Task brief. Please transcribe the following records in full, exactly as given.

Source information.
┌────────
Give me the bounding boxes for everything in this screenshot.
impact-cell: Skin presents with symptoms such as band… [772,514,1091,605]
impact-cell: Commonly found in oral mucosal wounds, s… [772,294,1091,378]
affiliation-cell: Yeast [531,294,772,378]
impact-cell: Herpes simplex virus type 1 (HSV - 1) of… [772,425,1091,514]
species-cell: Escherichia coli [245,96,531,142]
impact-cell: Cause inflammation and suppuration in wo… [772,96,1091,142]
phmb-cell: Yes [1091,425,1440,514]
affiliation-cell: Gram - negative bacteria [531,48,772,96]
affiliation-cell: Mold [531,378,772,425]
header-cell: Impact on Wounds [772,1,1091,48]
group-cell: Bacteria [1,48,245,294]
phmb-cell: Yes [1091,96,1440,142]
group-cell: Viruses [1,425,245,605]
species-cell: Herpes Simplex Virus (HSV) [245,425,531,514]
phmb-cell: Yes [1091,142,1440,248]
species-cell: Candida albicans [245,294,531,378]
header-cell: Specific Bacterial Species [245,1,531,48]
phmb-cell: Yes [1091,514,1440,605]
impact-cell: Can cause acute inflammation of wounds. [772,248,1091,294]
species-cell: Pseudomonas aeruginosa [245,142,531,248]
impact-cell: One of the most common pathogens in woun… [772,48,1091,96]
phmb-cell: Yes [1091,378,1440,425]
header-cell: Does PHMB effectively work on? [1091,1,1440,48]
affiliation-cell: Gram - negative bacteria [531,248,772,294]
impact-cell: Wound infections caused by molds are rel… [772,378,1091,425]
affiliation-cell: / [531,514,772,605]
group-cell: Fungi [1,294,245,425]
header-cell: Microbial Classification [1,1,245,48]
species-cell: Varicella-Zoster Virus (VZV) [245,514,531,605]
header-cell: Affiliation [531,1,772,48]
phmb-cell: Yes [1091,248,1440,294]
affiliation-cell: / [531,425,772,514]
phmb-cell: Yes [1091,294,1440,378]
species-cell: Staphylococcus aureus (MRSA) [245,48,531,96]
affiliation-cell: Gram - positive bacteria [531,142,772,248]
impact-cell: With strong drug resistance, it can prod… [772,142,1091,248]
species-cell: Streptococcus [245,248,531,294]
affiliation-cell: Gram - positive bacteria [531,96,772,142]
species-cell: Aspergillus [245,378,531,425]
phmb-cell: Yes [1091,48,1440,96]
└────────
Result.
Give me the bounding boxes for everything in this screenshot.
impact-cell: Skin presents with symptoms such as band… [772,514,1091,605]
impact-cell: Commonly found in oral mucosal wounds, s… [772,294,1091,378]
affiliation-cell: Yeast [531,294,772,378]
impact-cell: Herpes simplex virus type 1 (HSV - 1) of… [772,425,1091,514]
species-cell: Escherichia coli [245,96,531,142]
impact-cell: Cause inflammation and suppuration in wo… [772,96,1091,142]
phmb-cell: Yes [1091,425,1440,514]
affiliation-cell: Gram - negative bacteria [531,48,772,96]
affiliation-cell: Mold [531,378,772,425]
header-cell: Impact on Wounds [772,1,1091,48]
group-cell: Bacteria [1,48,245,294]
phmb-cell: Yes [1091,96,1440,142]
group-cell: Viruses [1,425,245,605]
species-cell: Herpes Simplex Virus (HSV) [245,425,531,514]
phmb-cell: Yes [1091,142,1440,248]
species-cell: Candida albicans [245,294,531,378]
header-cell: Specific Bacterial Species [245,1,531,48]
phmb-cell: Yes [1091,514,1440,605]
impact-cell: Can cause acute inflammation of wounds. [772,248,1091,294]
species-cell: Pseudomonas aeruginosa [245,142,531,248]
impact-cell: One of the most common pathogens in woun… [772,48,1091,96]
phmb-cell: Yes [1091,378,1440,425]
header-cell: Does PHMB effectively work on? [1091,1,1440,48]
affiliation-cell: Gram - negative bacteria [531,248,772,294]
impact-cell: Wound infections caused by molds are rel… [772,378,1091,425]
affiliation-cell: / [531,514,772,605]
group-cell: Fungi [1,294,245,425]
header-cell: Microbial Classification [1,1,245,48]
species-cell: Varicella-Zoster Virus (VZV) [245,514,531,605]
header-cell: Affiliation [531,1,772,48]
phmb-cell: Yes [1091,248,1440,294]
affiliation-cell: / [531,425,772,514]
phmb-cell: Yes [1091,294,1440,378]
species-cell: Staphylococcus aureus (MRSA) [245,48,531,96]
affiliation-cell: Gram - positive bacteria [531,142,772,248]
impact-cell: With strong drug resistance, it can prod… [772,142,1091,248]
species-cell: Streptococcus [245,248,531,294]
affiliation-cell: Gram - positive bacteria [531,96,772,142]
species-cell: Aspergillus [245,378,531,425]
phmb-cell: Yes [1091,48,1440,96]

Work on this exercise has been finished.